§ **TASK**:
In the data below, find the line with "Read this page and output its text content." and output it along with every later line, exactly, but not the pictures.

#####

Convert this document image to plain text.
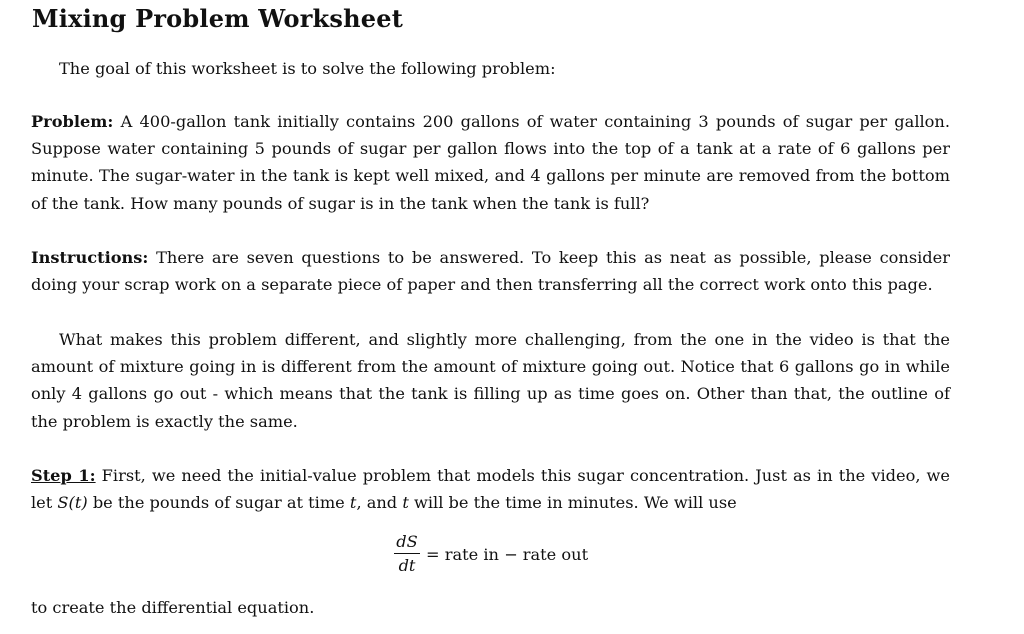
Mixing Problem Worksheet
The goal of this worksheet is to solve the following problem:
Problem: A 400-gallon tank initially contains 200 gallons of water containing 3 pounds of sugar per gallon. Suppose water containing 5 pounds of sugar per gallon flows into the top of a tank at a rate of 6 gallons per minute. The sugar-water in the tank is kept well mixed, and 4 gallons per minute are removed from the bottom of the tank. How many pounds of sugar is in the tank when the tank is full?
Instructions: There are seven questions to be answered. To keep this as neat as possible, please consider doing your scrap work on a separate piece of paper and then transferring all the correct work onto this page.
What makes this problem different, and slightly more challenging, from the one in the video is that the amount of mixture going in is different from the amount of mixture going out. Notice that 6 gallons go in while only 4 gallons go out - which means that the tank is filling up as time goes on. Other than that, the outline of the problem is exactly the same.
Step 1: First, we need the initial-value problem that models this sugar concentration. Just as in the video, we let S(t) be the pounds of sugar at time t, and t will be the time in minutes. We will use
$\frac{dS}{dt}$ = rate in − rate out
to create the differential equation.
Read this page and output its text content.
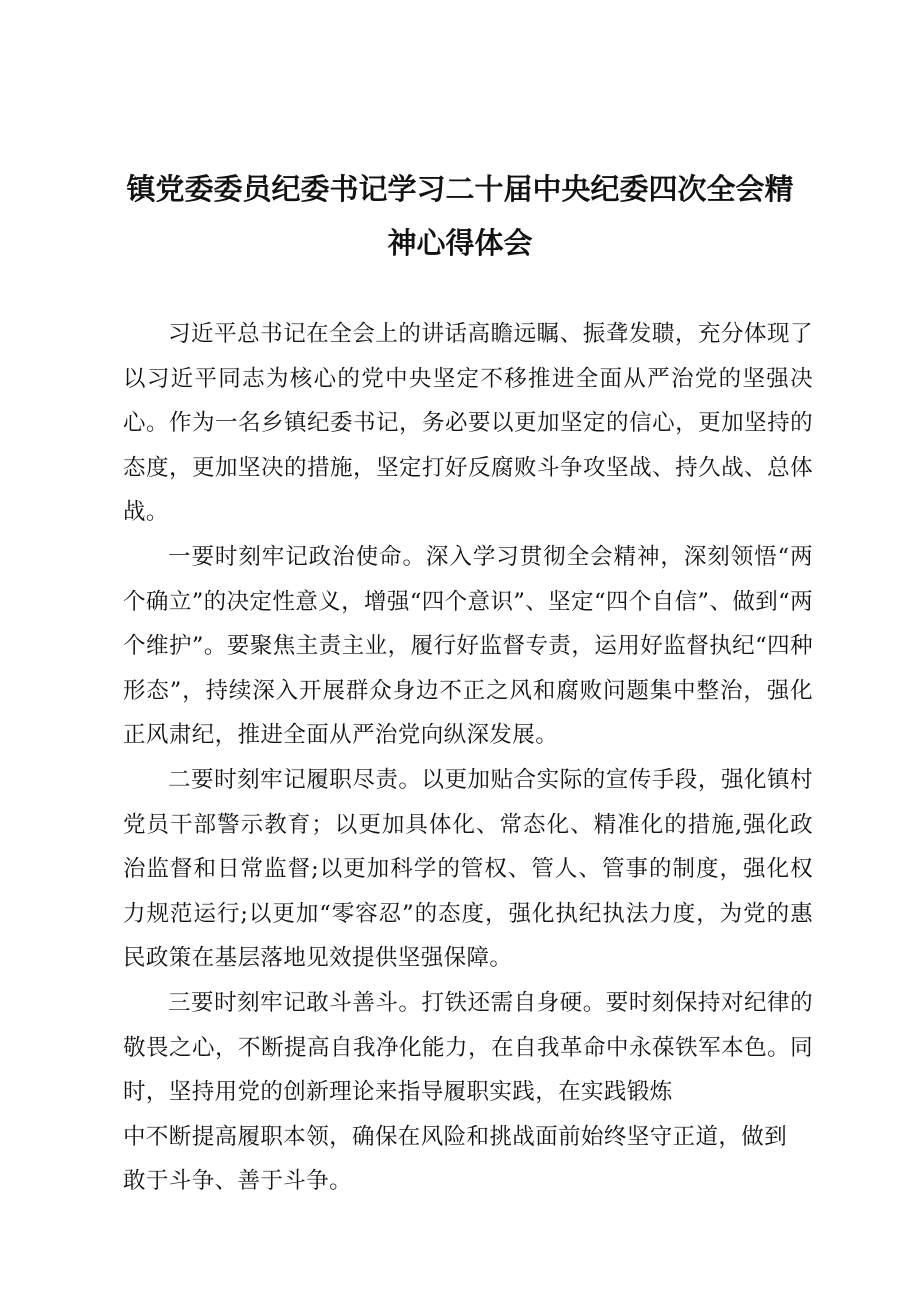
镇党委委员纪委书记学习二十届中央纪委四次全会精
神心得体会

习近平总书记在全会上的讲话高瞻远瞩、振聋发聩，充分体现了以习近平同志为核心的党中央坚定不移推进全面从严治党的坚强决心。作为一名乡镇纪委书记，务必要以更加坚定的信心，更加坚持的态度，更加坚决的措施，坚定打好反腐败斗争攻坚战、持久战、总体战。

一要时刻牢记政治使命。深入学习贯彻全会精神，深刻领悟“两个确立”的决定性意义，增强“四个意识”、坚定“四个自信”、做到“两个维护”。要聚焦主责主业，履行好监督专责，运用好监督执纪“四种形态”，持续深入开展群众身边不正之风和腐败问题集中整治，强化正风肃纪，推进全面从严治党向纵深发展。

二要时刻牢记履职尽责。以更加贴合实际的宣传手段，强化镇村党员干部警示教育；以更加具体化、常态化、精准化的措施,强化政治监督和日常监督;以更加科学的管权、管人、管事的制度，强化权力规范运行;以更加“零容忍”的态度，强化执纪执法力度，为党的惠民政策在基层落地见效提供坚强保障。

三要时刻牢记敢斗善斗。打铁还需自身硬。要时刻保持对纪律的敬畏之心，不断提高自我净化能力，在自我革命中永葆铁军本色。同时，坚持用党的创新理论来指导履职实践，在实践锻炼

中不断提高履职本领，确保在风险和挑战面前始终坚守正道，做到

敢于斗争、善于斗争。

#####

§ **ANSWER TO THIS TASK**:
Read this page and output its text content.
镇党委委员纪委书记学习二十届中央纪委四次全会精
神心得体会

习近平总书记在全会上的讲话高瞻远瞩、振聋发聩，充分体现了以习近平同志为核心的党中央坚定不移推进全面从严治党的坚强决心。作为一名乡镇纪委书记，务必要以更加坚定的信心，更加坚持的态度，更加坚决的措施，坚定打好反腐败斗争攻坚战、持久战、总体战。

一要时刻牢记政治使命。深入学习贯彻全会精神，深刻领悟“两个确立”的决定性意义，增强“四个意识”、坚定“四个自信”、做到“两个维护”。要聚焦主责主业，履行好监督专责，运用好监督执纪“四种形态”，持续深入开展群众身边不正之风和腐败问题集中整治，强化正风肃纪，推进全面从严治党向纵深发展。

二要时刻牢记履职尽责。以更加贴合实际的宣传手段，强化镇村党员干部警示教育；以更加具体化、常态化、精准化的措施,强化政治监督和日常监督;以更加科学的管权、管人、管事的制度，强化权力规范运行;以更加“零容忍”的态度，强化执纪执法力度，为党的惠民政策在基层落地见效提供坚强保障。

三要时刻牢记敢斗善斗。打铁还需自身硬。要时刻保持对纪律的敬畏之心，不断提高自我净化能力，在自我革命中永葆铁军本色。同时，坚持用党的创新理论来指导履职实践，在实践锻炼

中不断提高履职本领，确保在风险和挑战面前始终坚守正道，做到

敢于斗争、善于斗争。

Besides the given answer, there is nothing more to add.